Collected data entries
= = = = =

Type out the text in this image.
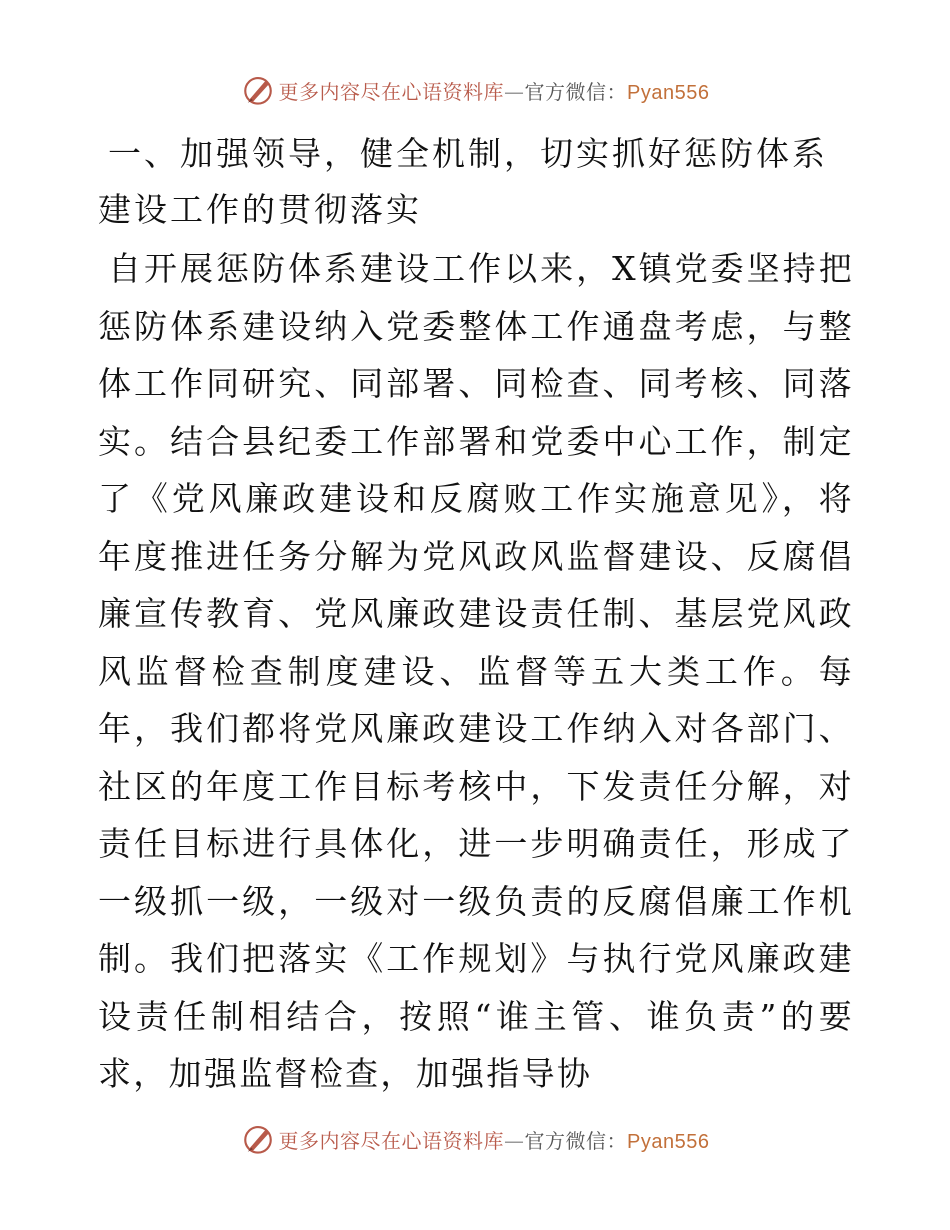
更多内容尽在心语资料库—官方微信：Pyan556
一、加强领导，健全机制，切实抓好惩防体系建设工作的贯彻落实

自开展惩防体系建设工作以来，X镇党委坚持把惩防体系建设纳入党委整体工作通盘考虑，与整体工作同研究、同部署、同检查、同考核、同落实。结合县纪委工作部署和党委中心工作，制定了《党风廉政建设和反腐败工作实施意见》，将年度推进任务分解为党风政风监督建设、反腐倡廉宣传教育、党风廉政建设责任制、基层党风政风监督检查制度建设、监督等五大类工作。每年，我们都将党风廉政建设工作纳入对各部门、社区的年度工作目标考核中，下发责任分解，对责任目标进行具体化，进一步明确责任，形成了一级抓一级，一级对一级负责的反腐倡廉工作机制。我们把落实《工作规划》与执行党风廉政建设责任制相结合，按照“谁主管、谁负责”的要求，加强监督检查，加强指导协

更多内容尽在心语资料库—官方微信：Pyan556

= = = = =

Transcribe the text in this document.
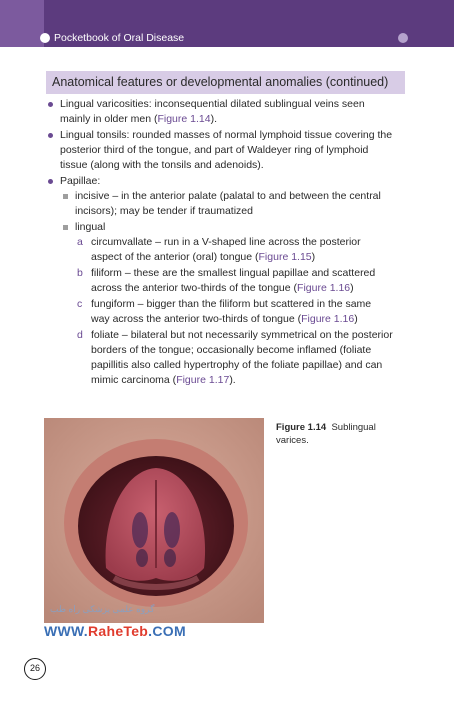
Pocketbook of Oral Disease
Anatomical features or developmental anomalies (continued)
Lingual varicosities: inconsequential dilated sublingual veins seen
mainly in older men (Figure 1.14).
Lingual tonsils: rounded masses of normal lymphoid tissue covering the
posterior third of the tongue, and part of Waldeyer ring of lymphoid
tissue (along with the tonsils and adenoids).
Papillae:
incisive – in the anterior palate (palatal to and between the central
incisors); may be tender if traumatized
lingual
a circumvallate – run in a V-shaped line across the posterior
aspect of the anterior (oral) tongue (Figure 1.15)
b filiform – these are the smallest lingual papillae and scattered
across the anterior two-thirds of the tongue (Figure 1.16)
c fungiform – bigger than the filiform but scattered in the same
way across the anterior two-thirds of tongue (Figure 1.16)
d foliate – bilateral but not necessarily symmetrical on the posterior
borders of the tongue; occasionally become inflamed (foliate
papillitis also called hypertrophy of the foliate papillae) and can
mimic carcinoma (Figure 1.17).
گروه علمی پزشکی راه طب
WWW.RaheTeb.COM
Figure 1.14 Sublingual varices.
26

= = = = =

(Given exercise): Pick out each line in the material containing "tongue".

(Full solution):
posterior third of the tongue, and part of Waldeyer ring of lymphoid
aspect of the anterior (oral) tongue (Figure 1.15)
across the anterior two-thirds of the tongue (Figure 1.16)
way across the anterior two-thirds of tongue (Figure 1.16)
borders of the tongue; occasionally become inflamed (foliate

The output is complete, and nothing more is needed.